- Dataset excerpts -
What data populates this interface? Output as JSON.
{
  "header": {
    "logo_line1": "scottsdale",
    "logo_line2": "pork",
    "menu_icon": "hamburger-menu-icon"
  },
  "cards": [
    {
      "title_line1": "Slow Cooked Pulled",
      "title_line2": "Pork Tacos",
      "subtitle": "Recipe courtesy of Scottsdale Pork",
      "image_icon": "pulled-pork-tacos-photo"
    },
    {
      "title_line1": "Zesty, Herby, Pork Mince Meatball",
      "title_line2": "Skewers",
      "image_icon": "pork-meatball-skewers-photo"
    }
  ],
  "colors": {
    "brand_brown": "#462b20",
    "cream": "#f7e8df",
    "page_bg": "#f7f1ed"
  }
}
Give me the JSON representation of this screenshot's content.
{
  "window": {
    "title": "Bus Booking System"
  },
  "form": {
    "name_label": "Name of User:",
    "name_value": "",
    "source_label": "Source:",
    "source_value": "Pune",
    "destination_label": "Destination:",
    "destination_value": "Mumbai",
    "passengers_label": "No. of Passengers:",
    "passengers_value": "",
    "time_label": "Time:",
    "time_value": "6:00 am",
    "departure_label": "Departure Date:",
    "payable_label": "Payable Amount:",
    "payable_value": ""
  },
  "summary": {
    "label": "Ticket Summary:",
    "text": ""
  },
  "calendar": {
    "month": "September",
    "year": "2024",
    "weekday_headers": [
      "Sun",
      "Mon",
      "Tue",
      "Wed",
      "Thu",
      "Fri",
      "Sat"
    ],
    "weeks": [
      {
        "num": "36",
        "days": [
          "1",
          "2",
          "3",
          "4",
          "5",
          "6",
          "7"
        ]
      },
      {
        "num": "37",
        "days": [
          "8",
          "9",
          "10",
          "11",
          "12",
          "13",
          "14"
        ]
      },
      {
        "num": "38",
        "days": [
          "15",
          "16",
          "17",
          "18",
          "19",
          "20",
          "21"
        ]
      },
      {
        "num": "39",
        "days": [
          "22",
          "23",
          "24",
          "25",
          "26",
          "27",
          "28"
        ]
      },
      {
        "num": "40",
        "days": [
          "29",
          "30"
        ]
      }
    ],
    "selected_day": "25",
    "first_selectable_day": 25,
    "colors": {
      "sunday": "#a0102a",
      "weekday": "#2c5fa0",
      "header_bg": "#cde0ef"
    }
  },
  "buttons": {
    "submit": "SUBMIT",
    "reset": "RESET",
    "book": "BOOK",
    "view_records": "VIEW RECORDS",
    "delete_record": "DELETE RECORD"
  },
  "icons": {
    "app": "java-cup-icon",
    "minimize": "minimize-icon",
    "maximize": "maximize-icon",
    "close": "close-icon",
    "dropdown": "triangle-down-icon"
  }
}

- What is expected -
Above are some records. Print them all exactly.

- Task output -
What data populates this interface? Output as JSON.
{
  "header": {
    "logo_line1": "scottsdale",
    "logo_line2": "pork",
    "menu_icon": "hamburger-menu-icon"
  },
  "cards": [
    {
      "title_line1": "Slow Cooked Pulled",
      "title_line2": "Pork Tacos",
      "subtitle": "Recipe courtesy of Scottsdale Pork",
      "image_icon": "pulled-pork-tacos-photo"
    },
    {
      "title_line1": "Zesty, Herby, Pork Mince Meatball",
      "title_line2": "Skewers",
      "image_icon": "pork-meatball-skewers-photo"
    }
  ],
  "colors": {
    "brand_brown": "#462b20",
    "cream": "#f7e8df",
    "page_bg": "#f7f1ed"
  }
}
Give me the JSON representation of this screenshot's content.
{
  "window": {
    "title": "Bus Booking System"
  },
  "form": {
    "name_label": "Name of User:",
    "name_value": "",
    "source_label": "Source:",
    "source_value": "Pune",
    "destination_label": "Destination:",
    "destination_value": "Mumbai",
    "passengers_label": "No. of Passengers:",
    "passengers_value": "",
    "time_label": "Time:",
    "time_value": "6:00 am",
    "departure_label": "Departure Date:",
    "payable_label": "Payable Amount:",
    "payable_value": ""
  },
  "summary": {
    "label": "Ticket Summary:",
    "text": ""
  },
  "calendar": {
    "month": "September",
    "year": "2024",
    "weekday_headers": [
      "Sun",
      "Mon",
      "Tue",
      "Wed",
      "Thu",
      "Fri",
      "Sat"
    ],
    "weeks": [
      {
        "num": "36",
        "days": [
          "1",
          "2",
          "3",
          "4",
          "5",
          "6",
          "7"
        ]
      },
      {
        "num": "37",
        "days": [
          "8",
          "9",
          "10",
          "11",
          "12",
          "13",
          "14"
        ]
      },
      {
        "num": "38",
        "days": [
          "15",
          "16",
          "17",
          "18",
          "19",
          "20",
          "21"
        ]
      },
      {
        "num": "39",
        "days": [
          "22",
          "23",
          "24",
          "25",
          "26",
          "27",
          "28"
        ]
      },
      {
        "num": "40",
        "days": [
          "29",
          "30"
        ]
      }
    ],
    "selected_day": "25",
    "first_selectable_day": 25,
    "colors": {
      "sunday": "#a0102a",
      "weekday": "#2c5fa0",
      "header_bg": "#cde0ef"
    }
  },
  "buttons": {
    "submit": "SUBMIT",
    "reset": "RESET",
    "book": "BOOK",
    "view_records": "VIEW RECORDS",
    "delete_record": "DELETE RECORD"
  },
  "icons": {
    "app": "java-cup-icon",
    "minimize": "minimize-icon",
    "maximize": "maximize-icon",
    "close": "close-icon",
    "dropdown": "triangle-down-icon"
  }
}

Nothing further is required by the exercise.